====== INFORMATION PROVIDED

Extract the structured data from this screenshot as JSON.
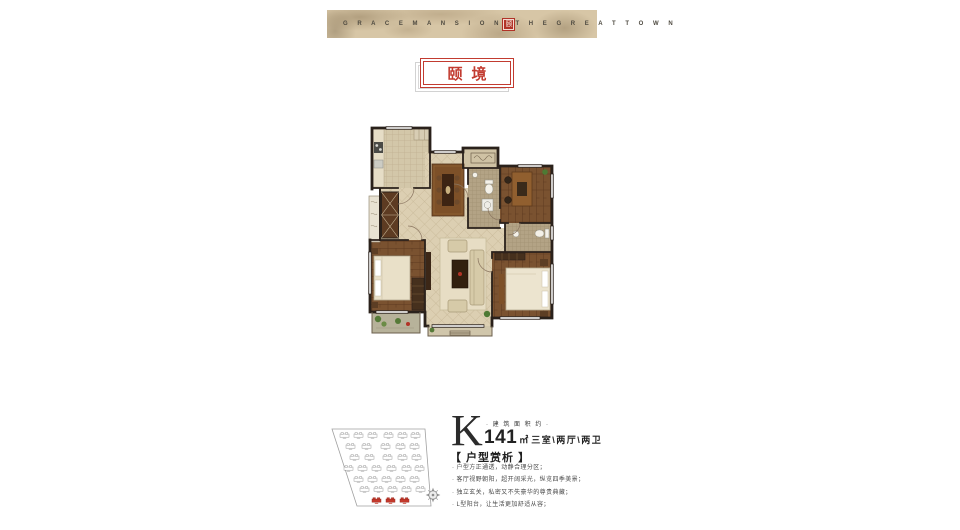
{
  "banner": {
    "left_text": "G R A C E M A N S I O N",
    "seal_char": "颐",
    "right_text": "T H E G R E A T T O W N"
  },
  "title": {
    "text": "颐境"
  },
  "unit": {
    "letter": "K",
    "area_label": "· 建 筑 面 积 约 ·",
    "area_value": "141",
    "area_unit": "㎡",
    "rooms": "三室\\两厅\\两卫"
  },
  "analysis": {
    "heading": "【 户型赏析 】",
    "points": [
      "· 户型方正通透，动静合理分区；",
      "· 客厅视野朝阳，超开阔采光，纵览四季美景；",
      "· 独立玄关，私密又不失豪华的尊贵典藏；",
      "· L型阳台，让生活更加舒适从容；"
    ]
  },
  "icons": {
    "compass": "compass-rose",
    "seal": "red-seal-stamp"
  },
  "colors": {
    "accent_red": "#c23b30",
    "wall": "#2a211b",
    "banner_paper": "#d7c6a6"
  }
}
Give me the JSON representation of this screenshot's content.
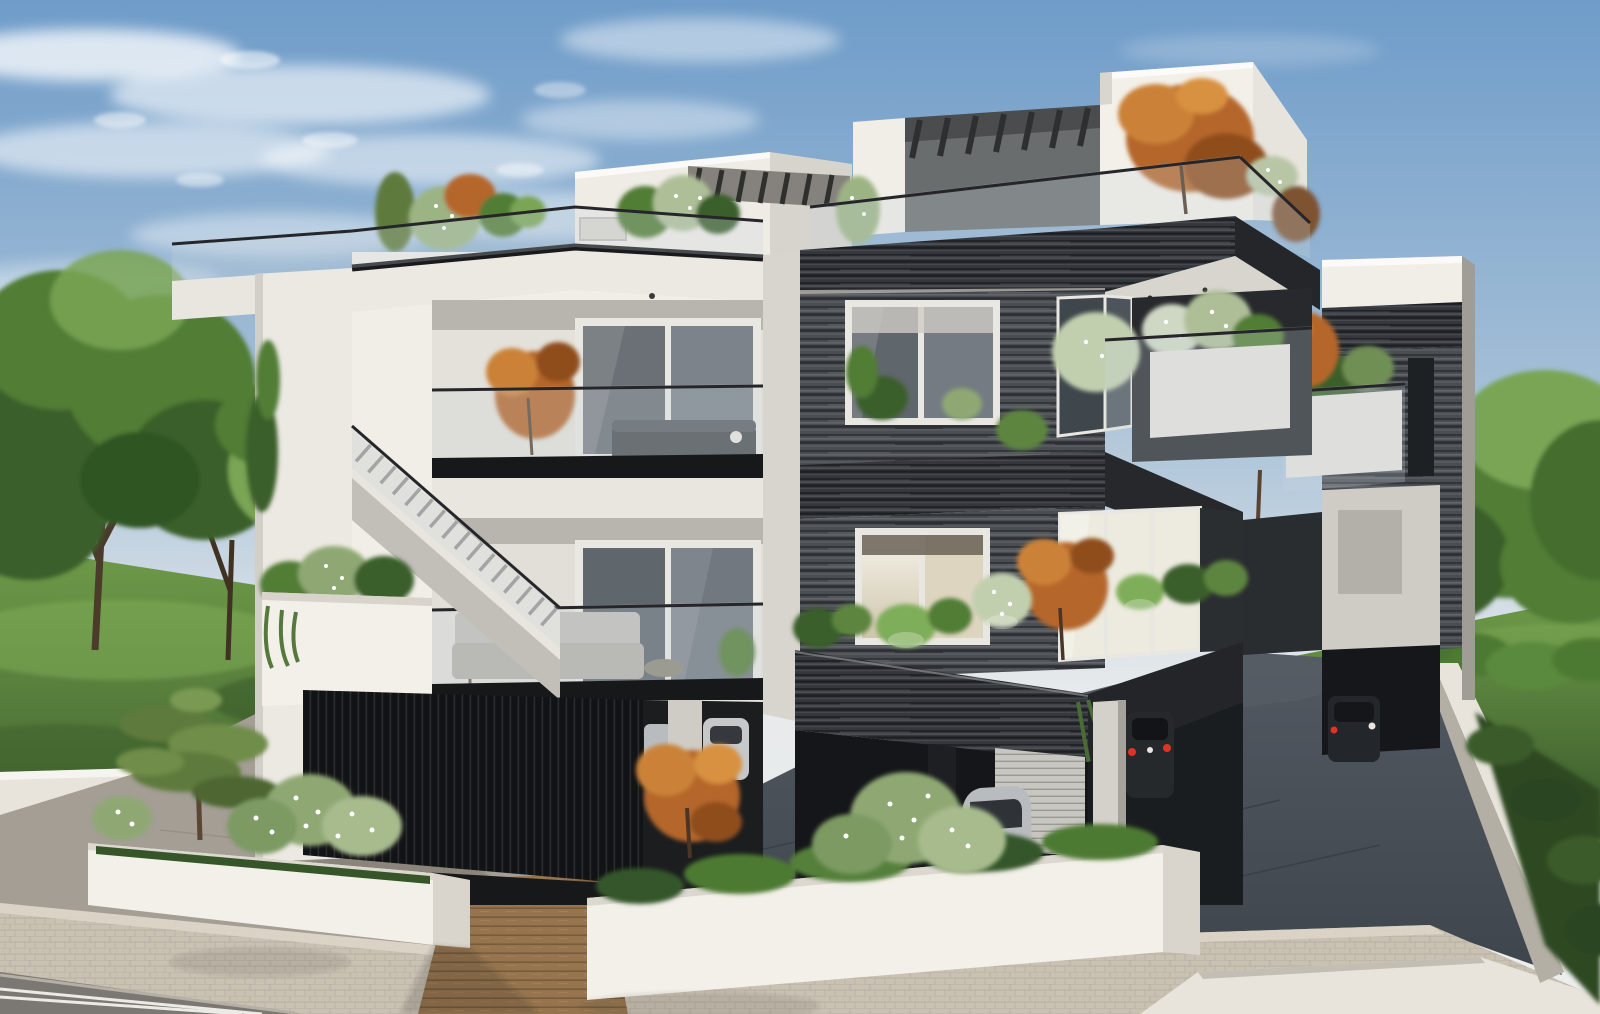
{
  "meta": {
    "type": "architectural-exterior-render",
    "description": "Daytime 3D visualization of a modern three-storey apartment building: left volume in white stucco with external staircase and glass-railed balconies, right volume clad in dark grey striped stone/wood with planted balcony edges, ground-floor parking with cars, white perimeter planter walls, paved sidewalk and road in front, green lawns and trees on both sides under a blue sky with wispy clouds.",
    "time_of_day": "day",
    "camera": "elevated three-quarter street view"
  },
  "colors": {
    "sky-top": "#6f9cc9",
    "sky-mid": "#a9c2d8",
    "sky-horizon": "#e7eaec",
    "white-wall": "#f1eee7",
    "white-wall-shade": "#d7d4cd",
    "soffit": "#b8b5af",
    "clad-base": "#4a4e53",
    "clad-dark": "#2e3134",
    "clad-light": "#6d7277",
    "clad-stripe": "#24262a",
    "fascia-black": "#17181a",
    "glass-tint": "#c8d4dc",
    "glass-dark": "#474e55",
    "window-frame": "#e9e7e1",
    "lit-warm": "#ece5d2",
    "lit-bright": "#edebdf",
    "grass": "#4e7a33",
    "grass-dark": "#36562a",
    "grass-light": "#6f9b49",
    "tree-green": "#517d36",
    "tree-green-dark": "#3a5f2a",
    "tree-green-light": "#79a554",
    "orange-tree": "#b5662c",
    "orange-light": "#cb8238",
    "orange-dark": "#8f4d1d",
    "pine-green": "#5f7a3c",
    "planter-white": "#f3f0e9",
    "planter-side": "#d9d5cd",
    "slat-wall": "#121315",
    "slat-line": "#2a2c2f",
    "driveway": "#3f454c",
    "driveway-light": "#525962",
    "flagstone": "#a49e95",
    "sidewalk": "#c9c1b2",
    "road": "#7b7772",
    "road-line": "#eceae4",
    "wood-walk": "#96754e",
    "wood-walk-dark": "#765c3c",
    "car-silver": "#b9bcbf",
    "car-dark": "#26292c",
    "taillight": "#e03325",
    "hedge": "#2e4a22",
    "boundary-wall": "#e8e4dc"
  },
  "scene_objects": [
    "sky",
    "cirrus-clouds",
    "left-lawn",
    "right-lawn",
    "left-trees",
    "right-trees",
    "perimeter-walls",
    "sidewalk",
    "road-with-double-line",
    "dark-driveway",
    "wooden-entrance-walkway",
    "white-street-planters",
    "pine-tree",
    "flowering-shrubs",
    "white-building-left",
    "external-staircase",
    "roof-terrace-plants",
    "balcony-sofa",
    "balcony-couch",
    "orange-autumn-trees",
    "dark-clad-building-right",
    "penthouse-with-pergola",
    "glass-railings",
    "lit-windows",
    "planted-balcony-planters",
    "garage-louver-doors",
    "silver-car",
    "dark-car",
    "rear-annex-block",
    "hedge-row"
  ],
  "counts": {
    "storeys": 3,
    "visible-cars": 4,
    "orange-trees": 5
  }
}
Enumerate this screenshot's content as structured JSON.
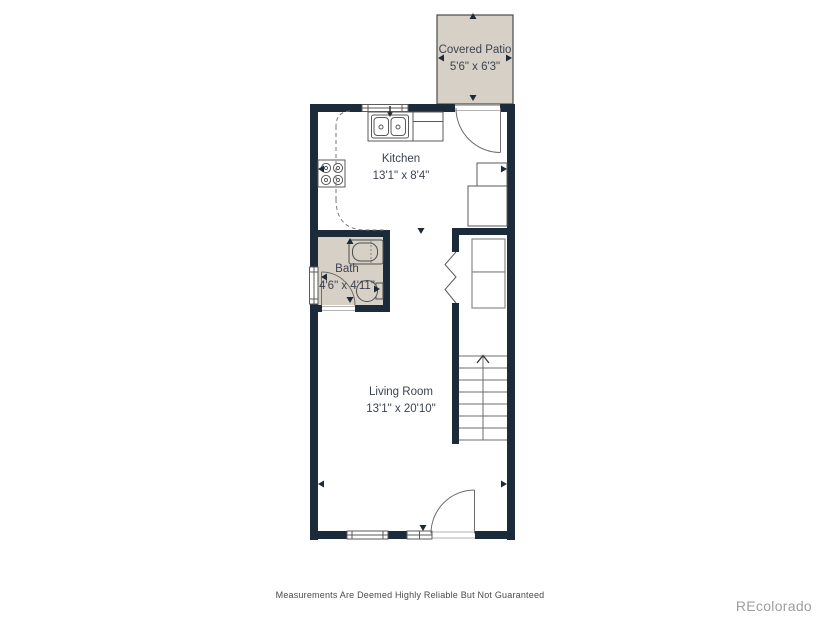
{
  "colors": {
    "wall": "#1c2b3a",
    "room_fill": "#d7d0c6",
    "fixture_line": "#5a5a5a",
    "label_text": "#3c4350",
    "disclaimer_text": "#4a4a4a",
    "watermark_text": "#9d9d9d"
  },
  "rooms": {
    "covered_patio": {
      "name": "Covered Patio",
      "dimensions": "5'6\" x 6'3\""
    },
    "kitchen": {
      "name": "Kitchen",
      "dimensions": "13'1\" x 8'4\""
    },
    "bath": {
      "name": "Bath",
      "dimensions": "4'6\" x 4'11\""
    },
    "living_room": {
      "name": "Living Room",
      "dimensions": "13'1\" x 20'10\""
    }
  },
  "fixtures": {
    "kitchen": [
      "double-sink",
      "stove",
      "refrigerator",
      "counter",
      "upper-cabinets-dashed"
    ],
    "bath": [
      "bathtub",
      "toilet",
      "window"
    ],
    "laundry_closet": [
      "stacked-washer-dryer",
      "bifold-doors"
    ],
    "stairs": {
      "direction": "up",
      "tread_lines": 8
    }
  },
  "footer": {
    "disclaimer": "Measurements Are Deemed Highly Reliable But Not Guaranteed"
  },
  "watermark": "REcolorado"
}
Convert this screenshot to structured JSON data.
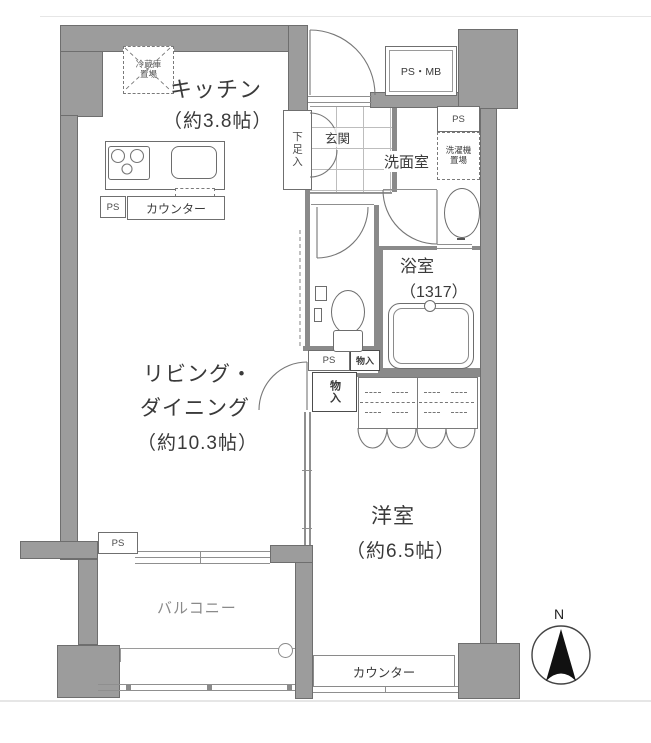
{
  "title": "apartment-floor-plan",
  "rooms": {
    "kitchen": {
      "name": "キッチン",
      "size": "（約3.8帖）"
    },
    "living": {
      "name_line1": "リビング・",
      "name_line2": "ダイニング",
      "size": "（約10.3帖）"
    },
    "western_room": {
      "name": "洋室",
      "size": "（約6.5帖）"
    },
    "bathroom": {
      "name": "浴室",
      "size": "（1317）"
    },
    "washroom": {
      "name": "洗面室"
    },
    "entrance": {
      "name": "玄関"
    },
    "balcony": {
      "name": "バルコニー"
    }
  },
  "labels": {
    "ps": "PS",
    "ps_mb": "PS・MB",
    "refrigerator_line1": "冷蔵庫",
    "refrigerator_line2": "置場",
    "washing_machine_line1": "洗濯機",
    "washing_machine_line2": "置場",
    "shoe_cabinet": "下足入",
    "storage": "物入",
    "counter": "カウンター",
    "north": "N"
  },
  "colors": {
    "wall": "#9c9c9c",
    "outline": "#6e6e6e",
    "text": "#3a3a3a",
    "light_text": "#8a8a8a"
  }
}
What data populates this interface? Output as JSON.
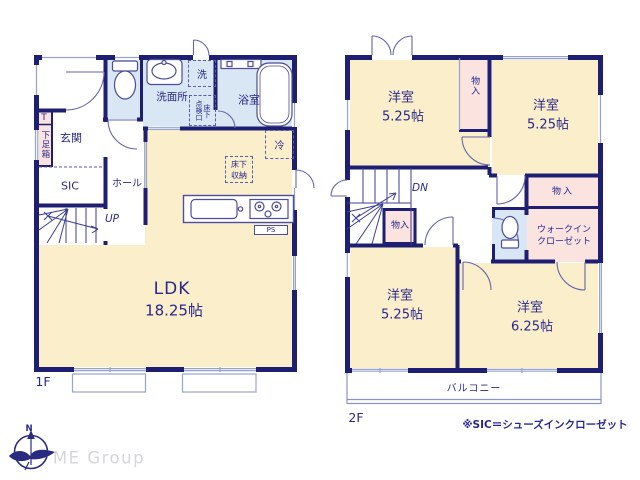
{
  "plan": {
    "f1": {
      "floor_label": "1F",
      "labels": {
        "genkan": "玄関",
        "shoebox_t": "T",
        "shoebox": "下足箱",
        "sic": "SIC",
        "hall": "ホール",
        "up": "UP",
        "washroom": "洗面所",
        "washer": "洗",
        "hatch_left_col": "点検口",
        "hatch_right_col": "床下",
        "bath": "浴室",
        "fridge": "冷",
        "underfloor_l1": "床下",
        "underfloor_l2": "収納",
        "ldk": "LDK",
        "ldk_size": "18.25帖",
        "ps": "PS"
      }
    },
    "f2": {
      "floor_label": "2F",
      "labels": {
        "room_nw": "洋室",
        "room_nw_size": "5.25帖",
        "room_ne": "洋室",
        "room_ne_size": "5.25帖",
        "room_sw": "洋室",
        "room_sw_size": "5.25帖",
        "room_se": "洋室",
        "room_se_size": "6.25帖",
        "closet_top": "物入",
        "closet_east": "物入",
        "closet_stair": "物入",
        "wic_l1": "ウォークイン",
        "wic_l2": "クローゼット",
        "dn": "DN",
        "balcony": "バルコニー"
      }
    },
    "note": "※SIC＝シューズインクローゼット",
    "compass_n": "N",
    "brand": "ME Group"
  },
  "colors": {
    "wall": "#1e1e73",
    "text": "#28288c",
    "room_cream": "#fbeecb",
    "room_pink": "#fbe3e0",
    "room_blue": "#d9e6f3",
    "window_line": "#97a3c9",
    "brand_gray": "#d6d6da"
  }
}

============

**GIVEN TASK:** Write out the records above exactly as they stand, leaving out every picture.

**COMPLETE ANSWER:**
Extract the structured data from this screenshot as JSON.
{
  "banner": {
    "left_text": "G R A C E M A N S I O N",
    "seal_char": "颐",
    "right_text": "T H E G R E A T T O W N"
  },
  "title": {
    "text": "颐境"
  },
  "unit": {
    "letter": "K",
    "area_label": "· 建 筑 面 积 约 ·",
    "area_value": "141",
    "area_unit": "㎡",
    "rooms": "三室\\两厅\\两卫"
  },
  "analysis": {
    "heading": "【 户型赏析 】",
    "points": [
      "· 户型方正通透，动静合理分区；",
      "· 客厅视野朝阳，超开阔采光，纵览四季美景；",
      "· 独立玄关，私密又不失豪华的尊贵典藏；",
      "· L型阳台，让生活更加舒适从容；"
    ]
  },
  "icons": {
    "compass": "compass-rose",
    "seal": "red-seal-stamp"
  },
  "colors": {
    "accent_red": "#c23b30",
    "wall": "#2a211b",
    "banner_paper": "#d7c6a6"
  }
}
Give me the JSON representation of this screenshot's content.
{
  "meta": {
    "type": "architectural-exterior-render",
    "description": "Daytime 3D visualization of a modern three-storey apartment building: left volume in white stucco with external staircase and glass-railed balconies, right volume clad in dark grey striped stone/wood with planted balcony edges, ground-floor parking with cars, white perimeter planter walls, paved sidewalk and road in front, green lawns and trees on both sides under a blue sky with wispy clouds.",
    "time_of_day": "day",
    "camera": "elevated three-quarter street view"
  },
  "colors": {
    "sky-top": "#6f9cc9",
    "sky-mid": "#a9c2d8",
    "sky-horizon": "#e7eaec",
    "white-wall": "#f1eee7",
    "white-wall-shade": "#d7d4cd",
    "soffit": "#b8b5af",
    "clad-base": "#4a4e53",
    "clad-dark": "#2e3134",
    "clad-light": "#6d7277",
    "clad-stripe": "#24262a",
    "fascia-black": "#17181a",
    "glass-tint": "#c8d4dc",
    "glass-dark": "#474e55",
    "window-frame": "#e9e7e1",
    "lit-warm": "#ece5d2",
    "lit-bright": "#edebdf",
    "grass": "#4e7a33",
    "grass-dark": "#36562a",
    "grass-light": "#6f9b49",
    "tree-green": "#517d36",
    "tree-green-dark": "#3a5f2a",
    "tree-green-light": "#79a554",
    "orange-tree": "#b5662c",
    "orange-light": "#cb8238",
    "orange-dark": "#8f4d1d",
    "pine-green": "#5f7a3c",
    "planter-white": "#f3f0e9",
    "planter-side": "#d9d5cd",
    "slat-wall": "#121315",
    "slat-line": "#2a2c2f",
    "driveway": "#3f454c",
    "driveway-light": "#525962",
    "flagstone": "#a49e95",
    "sidewalk": "#c9c1b2",
    "road": "#7b7772",
    "road-line": "#eceae4",
    "wood-walk": "#96754e",
    "wood-walk-dark": "#765c3c",
    "car-silver": "#b9bcbf",
    "car-dark": "#26292c",
    "taillight": "#e03325",
    "hedge": "#2e4a22",
    "boundary-wall": "#e8e4dc"
  },
  "scene_objects": [
    "sky",
    "cirrus-clouds",
    "left-lawn",
    "right-lawn",
    "left-trees",
    "right-trees",
    "perimeter-walls",
    "sidewalk",
    "road-with-double-line",
    "dark-driveway",
    "wooden-entrance-walkway",
    "white-street-planters",
    "pine-tree",
    "flowering-shrubs",
    "white-building-left",
    "external-staircase",
    "roof-terrace-plants",
    "balcony-sofa",
    "balcony-couch",
    "orange-autumn-trees",
    "dark-clad-building-right",
    "penthouse-with-pergola",
    "glass-railings",
    "lit-windows",
    "planted-balcony-planters",
    "garage-louver-doors",
    "silver-car",
    "dark-car",
    "rear-annex-block",
    "hedge-row"
  ],
  "counts": {
    "storeys": 3,
    "visible-cars": 4,
    "orange-trees": 5
  }
}
Enumerate this screenshot's content as structured JSON.
{
  "colors": {
    "wall": "#1c2b3a",
    "room_fill": "#d7d0c6",
    "fixture_line": "#5a5a5a",
    "label_text": "#3c4350",
    "disclaimer_text": "#4a4a4a",
    "watermark_text": "#9d9d9d"
  },
  "rooms": {
    "covered_patio": {
      "name": "Covered Patio",
      "dimensions": "5'6\" x 6'3\""
    },
    "kitchen": {
      "name": "Kitchen",
      "dimensions": "13'1\" x 8'4\""
    },
    "bath": {
      "name": "Bath",
      "dimensions": "4'6\" x 4'11\""
    },
    "living_room": {
      "name": "Living Room",
      "dimensions": "13'1\" x 20'10\""
    }
  },
  "fixtures": {
    "kitchen": [
      "double-sink",
      "stove",
      "refrigerator",
      "counter",
      "upper-cabinets-dashed"
    ],
    "bath": [
      "bathtub",
      "toilet",
      "window"
    ],
    "laundry_closet": [
      "stacked-washer-dryer",
      "bifold-doors"
    ],
    "stairs": {
      "direction": "up",
      "tread_lines": 8
    }
  },
  "footer": {
    "disclaimer": "Measurements Are Deemed Highly Reliable But Not Guaranteed"
  },
  "watermark": "REcolorado"
}
Convert this screenshot to structured JSON data.
{
  "title": "apartment-floor-plan",
  "rooms": {
    "kitchen": {
      "name": "キッチン",
      "size": "（約3.8帖）"
    },
    "living": {
      "name_line1": "リビング・",
      "name_line2": "ダイニング",
      "size": "（約10.3帖）"
    },
    "western_room": {
      "name": "洋室",
      "size": "（約6.5帖）"
    },
    "bathroom": {
      "name": "浴室",
      "size": "（1317）"
    },
    "washroom": {
      "name": "洗面室"
    },
    "entrance": {
      "name": "玄関"
    },
    "balcony": {
      "name": "バルコニー"
    }
  },
  "labels": {
    "ps": "PS",
    "ps_mb": "PS・MB",
    "refrigerator_line1": "冷蔵庫",
    "refrigerator_line2": "置場",
    "washing_machine_line1": "洗濯機",
    "washing_machine_line2": "置場",
    "shoe_cabinet": "下足入",
    "storage": "物入",
    "counter": "カウンター",
    "north": "N"
  },
  "colors": {
    "wall": "#9c9c9c",
    "outline": "#6e6e6e",
    "text": "#3a3a3a",
    "light_text": "#8a8a8a"
  }
}
What data populates this interface? Output as JSON.
{
  "plan": {
    "f1": {
      "floor_label": "1F",
      "labels": {
        "genkan": "玄関",
        "shoebox_t": "T",
        "shoebox": "下足箱",
        "sic": "SIC",
        "hall": "ホール",
        "up": "UP",
        "washroom": "洗面所",
        "washer": "洗",
        "hatch_left_col": "点検口",
        "hatch_right_col": "床下",
        "bath": "浴室",
        "fridge": "冷",
        "underfloor_l1": "床下",
        "underfloor_l2": "収納",
        "ldk": "LDK",
        "ldk_size": "18.25帖",
        "ps": "PS"
      }
    },
    "f2": {
      "floor_label": "2F",
      "labels": {
        "room_nw": "洋室",
        "room_nw_size": "5.25帖",
        "room_ne": "洋室",
        "room_ne_size": "5.25帖",
        "room_sw": "洋室",
        "room_sw_size": "5.25帖",
        "room_se": "洋室",
        "room_se_size": "6.25帖",
        "closet_top": "物入",
        "closet_east": "物入",
        "closet_stair": "物入",
        "wic_l1": "ウォークイン",
        "wic_l2": "クローゼット",
        "dn": "DN",
        "balcony": "バルコニー"
      }
    },
    "note": "※SIC＝シューズインクローゼット",
    "compass_n": "N",
    "brand": "ME Group"
  },
  "colors": {
    "wall": "#1e1e73",
    "text": "#28288c",
    "room_cream": "#fbeecb",
    "room_pink": "#fbe3e0",
    "room_blue": "#d9e6f3",
    "window_line": "#97a3c9",
    "brand_gray": "#d6d6da"
  }
}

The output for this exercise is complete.